What is the count of lines in the listing below that hold the string "перевозки"? Reply with that number alone.

Available data.
───

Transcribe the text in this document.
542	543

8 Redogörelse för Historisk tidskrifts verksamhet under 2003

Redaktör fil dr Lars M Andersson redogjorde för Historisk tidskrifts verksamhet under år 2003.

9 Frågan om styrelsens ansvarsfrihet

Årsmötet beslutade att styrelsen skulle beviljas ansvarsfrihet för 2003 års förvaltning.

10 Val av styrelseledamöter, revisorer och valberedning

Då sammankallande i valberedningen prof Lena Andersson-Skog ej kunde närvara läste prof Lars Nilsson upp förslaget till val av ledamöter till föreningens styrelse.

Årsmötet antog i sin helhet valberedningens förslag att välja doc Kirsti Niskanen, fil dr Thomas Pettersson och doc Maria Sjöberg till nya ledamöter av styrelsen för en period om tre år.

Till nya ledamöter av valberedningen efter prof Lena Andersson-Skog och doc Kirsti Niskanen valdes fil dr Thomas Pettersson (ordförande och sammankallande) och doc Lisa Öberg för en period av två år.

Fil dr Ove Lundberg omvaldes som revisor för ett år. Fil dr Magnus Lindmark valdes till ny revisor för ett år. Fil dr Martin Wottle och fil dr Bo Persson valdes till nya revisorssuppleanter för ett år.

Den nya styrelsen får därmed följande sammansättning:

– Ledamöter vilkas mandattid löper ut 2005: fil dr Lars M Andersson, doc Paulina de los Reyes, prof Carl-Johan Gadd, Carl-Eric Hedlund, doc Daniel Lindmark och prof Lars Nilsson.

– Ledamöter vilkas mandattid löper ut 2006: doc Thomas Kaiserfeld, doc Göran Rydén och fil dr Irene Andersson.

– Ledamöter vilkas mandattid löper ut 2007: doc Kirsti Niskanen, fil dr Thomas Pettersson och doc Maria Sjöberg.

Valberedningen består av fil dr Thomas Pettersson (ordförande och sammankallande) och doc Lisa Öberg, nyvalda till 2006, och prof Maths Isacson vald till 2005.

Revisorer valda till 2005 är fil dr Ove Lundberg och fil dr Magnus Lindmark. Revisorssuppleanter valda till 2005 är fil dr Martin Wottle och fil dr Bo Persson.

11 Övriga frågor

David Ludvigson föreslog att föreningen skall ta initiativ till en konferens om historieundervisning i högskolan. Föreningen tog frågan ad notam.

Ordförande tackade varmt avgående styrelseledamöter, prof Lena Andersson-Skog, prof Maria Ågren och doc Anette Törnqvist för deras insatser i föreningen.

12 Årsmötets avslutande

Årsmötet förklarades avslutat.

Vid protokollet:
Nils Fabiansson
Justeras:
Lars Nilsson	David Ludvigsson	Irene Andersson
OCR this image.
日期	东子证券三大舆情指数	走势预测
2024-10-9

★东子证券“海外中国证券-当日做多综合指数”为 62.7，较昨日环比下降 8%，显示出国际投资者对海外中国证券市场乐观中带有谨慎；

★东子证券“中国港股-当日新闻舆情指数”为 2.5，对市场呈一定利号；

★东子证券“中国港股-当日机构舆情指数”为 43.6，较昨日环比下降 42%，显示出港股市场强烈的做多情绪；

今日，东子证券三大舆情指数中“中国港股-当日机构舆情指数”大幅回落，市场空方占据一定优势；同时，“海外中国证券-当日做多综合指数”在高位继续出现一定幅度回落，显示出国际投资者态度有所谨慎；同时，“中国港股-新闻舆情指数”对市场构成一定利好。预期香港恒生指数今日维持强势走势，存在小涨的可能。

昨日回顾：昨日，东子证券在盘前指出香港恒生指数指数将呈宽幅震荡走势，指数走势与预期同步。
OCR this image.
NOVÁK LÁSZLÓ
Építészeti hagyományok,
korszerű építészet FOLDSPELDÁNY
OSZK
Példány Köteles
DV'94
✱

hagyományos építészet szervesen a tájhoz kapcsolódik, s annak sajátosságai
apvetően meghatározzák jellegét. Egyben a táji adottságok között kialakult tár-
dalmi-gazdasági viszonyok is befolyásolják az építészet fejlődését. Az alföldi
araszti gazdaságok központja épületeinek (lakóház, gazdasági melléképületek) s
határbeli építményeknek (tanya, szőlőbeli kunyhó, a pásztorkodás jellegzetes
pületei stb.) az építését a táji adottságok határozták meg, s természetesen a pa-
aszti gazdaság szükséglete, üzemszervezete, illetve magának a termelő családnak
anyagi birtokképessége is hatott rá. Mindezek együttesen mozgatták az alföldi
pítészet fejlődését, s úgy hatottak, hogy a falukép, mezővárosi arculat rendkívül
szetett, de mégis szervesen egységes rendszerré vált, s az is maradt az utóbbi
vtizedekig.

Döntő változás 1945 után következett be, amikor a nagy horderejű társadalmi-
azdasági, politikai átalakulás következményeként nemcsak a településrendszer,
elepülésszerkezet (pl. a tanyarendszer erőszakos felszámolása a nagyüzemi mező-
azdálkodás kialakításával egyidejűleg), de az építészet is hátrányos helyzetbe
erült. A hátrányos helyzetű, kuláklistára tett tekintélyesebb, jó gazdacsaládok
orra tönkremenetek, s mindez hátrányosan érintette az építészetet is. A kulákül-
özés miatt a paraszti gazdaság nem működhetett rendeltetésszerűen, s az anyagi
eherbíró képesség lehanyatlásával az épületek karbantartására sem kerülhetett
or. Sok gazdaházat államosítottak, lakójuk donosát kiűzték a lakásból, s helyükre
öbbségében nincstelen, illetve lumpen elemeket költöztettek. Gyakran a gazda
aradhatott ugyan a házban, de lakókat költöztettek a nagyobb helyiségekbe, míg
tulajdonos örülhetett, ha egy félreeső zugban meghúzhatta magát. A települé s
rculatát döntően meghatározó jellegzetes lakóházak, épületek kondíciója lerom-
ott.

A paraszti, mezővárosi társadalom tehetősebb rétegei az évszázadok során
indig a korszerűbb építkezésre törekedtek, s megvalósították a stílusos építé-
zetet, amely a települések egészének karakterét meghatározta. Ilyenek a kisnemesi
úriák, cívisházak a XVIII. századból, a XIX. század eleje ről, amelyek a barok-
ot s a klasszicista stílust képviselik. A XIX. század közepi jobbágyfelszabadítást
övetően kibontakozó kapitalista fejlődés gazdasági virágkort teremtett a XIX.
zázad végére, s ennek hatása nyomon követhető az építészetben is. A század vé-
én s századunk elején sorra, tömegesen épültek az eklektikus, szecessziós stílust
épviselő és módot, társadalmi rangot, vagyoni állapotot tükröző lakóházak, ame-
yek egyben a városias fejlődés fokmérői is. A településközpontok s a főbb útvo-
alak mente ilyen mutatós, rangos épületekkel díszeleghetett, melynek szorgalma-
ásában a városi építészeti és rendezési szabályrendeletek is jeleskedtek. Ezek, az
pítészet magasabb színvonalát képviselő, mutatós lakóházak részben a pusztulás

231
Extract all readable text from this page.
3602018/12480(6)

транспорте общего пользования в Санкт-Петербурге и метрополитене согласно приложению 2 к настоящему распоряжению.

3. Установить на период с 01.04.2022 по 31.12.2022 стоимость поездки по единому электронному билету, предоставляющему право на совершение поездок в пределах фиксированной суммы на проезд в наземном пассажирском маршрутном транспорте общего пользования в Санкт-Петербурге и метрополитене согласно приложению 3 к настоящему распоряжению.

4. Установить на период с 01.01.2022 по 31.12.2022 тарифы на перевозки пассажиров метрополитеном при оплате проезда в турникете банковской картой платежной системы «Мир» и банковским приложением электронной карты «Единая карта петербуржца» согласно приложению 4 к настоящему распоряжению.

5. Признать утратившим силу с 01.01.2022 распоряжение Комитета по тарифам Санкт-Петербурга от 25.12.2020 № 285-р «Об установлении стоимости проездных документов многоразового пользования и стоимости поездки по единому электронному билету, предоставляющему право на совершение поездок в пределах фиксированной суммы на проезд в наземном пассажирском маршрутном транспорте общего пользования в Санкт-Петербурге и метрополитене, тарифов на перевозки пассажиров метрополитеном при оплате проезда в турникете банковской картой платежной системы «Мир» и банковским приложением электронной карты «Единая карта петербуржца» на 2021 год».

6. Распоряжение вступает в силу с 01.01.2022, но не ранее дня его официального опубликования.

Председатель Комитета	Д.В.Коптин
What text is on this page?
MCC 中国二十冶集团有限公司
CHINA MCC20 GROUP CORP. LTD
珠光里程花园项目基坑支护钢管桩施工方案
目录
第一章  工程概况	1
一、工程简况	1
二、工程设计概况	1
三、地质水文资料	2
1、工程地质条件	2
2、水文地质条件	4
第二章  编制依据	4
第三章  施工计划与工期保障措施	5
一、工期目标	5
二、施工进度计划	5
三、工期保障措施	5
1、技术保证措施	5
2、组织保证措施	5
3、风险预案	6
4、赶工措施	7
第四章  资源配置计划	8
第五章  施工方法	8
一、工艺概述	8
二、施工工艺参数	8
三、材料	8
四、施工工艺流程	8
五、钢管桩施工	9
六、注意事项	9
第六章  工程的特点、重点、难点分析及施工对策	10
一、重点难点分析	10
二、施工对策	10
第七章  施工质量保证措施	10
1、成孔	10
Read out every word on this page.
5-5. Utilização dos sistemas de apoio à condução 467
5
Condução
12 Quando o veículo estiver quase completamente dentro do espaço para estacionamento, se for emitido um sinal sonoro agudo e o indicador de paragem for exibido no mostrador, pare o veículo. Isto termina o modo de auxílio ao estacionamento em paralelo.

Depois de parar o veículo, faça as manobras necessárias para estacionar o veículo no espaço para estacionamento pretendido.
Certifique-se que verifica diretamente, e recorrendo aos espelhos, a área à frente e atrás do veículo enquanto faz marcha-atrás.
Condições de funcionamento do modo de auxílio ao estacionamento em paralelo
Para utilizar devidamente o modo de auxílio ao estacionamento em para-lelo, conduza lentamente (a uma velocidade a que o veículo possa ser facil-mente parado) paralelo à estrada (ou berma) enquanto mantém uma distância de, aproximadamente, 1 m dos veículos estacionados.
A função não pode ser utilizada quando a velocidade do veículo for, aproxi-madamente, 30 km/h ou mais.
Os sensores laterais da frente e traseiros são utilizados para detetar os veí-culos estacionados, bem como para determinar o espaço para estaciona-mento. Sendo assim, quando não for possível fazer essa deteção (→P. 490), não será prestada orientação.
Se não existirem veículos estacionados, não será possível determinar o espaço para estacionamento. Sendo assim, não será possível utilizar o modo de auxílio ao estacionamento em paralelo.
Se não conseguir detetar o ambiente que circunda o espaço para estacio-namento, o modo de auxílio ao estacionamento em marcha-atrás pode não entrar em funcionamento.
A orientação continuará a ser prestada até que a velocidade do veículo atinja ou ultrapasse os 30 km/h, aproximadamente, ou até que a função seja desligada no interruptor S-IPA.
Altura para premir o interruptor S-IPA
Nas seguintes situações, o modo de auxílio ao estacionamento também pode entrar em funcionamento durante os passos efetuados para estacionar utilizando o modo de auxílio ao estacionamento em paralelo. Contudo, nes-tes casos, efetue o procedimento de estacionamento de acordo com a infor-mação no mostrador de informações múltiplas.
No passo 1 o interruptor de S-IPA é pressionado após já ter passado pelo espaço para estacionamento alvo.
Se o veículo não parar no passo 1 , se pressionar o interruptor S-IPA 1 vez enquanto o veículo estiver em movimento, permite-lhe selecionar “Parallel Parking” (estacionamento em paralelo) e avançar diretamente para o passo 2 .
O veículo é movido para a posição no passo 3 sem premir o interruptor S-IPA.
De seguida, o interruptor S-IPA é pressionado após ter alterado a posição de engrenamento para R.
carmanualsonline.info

───

The solution. 2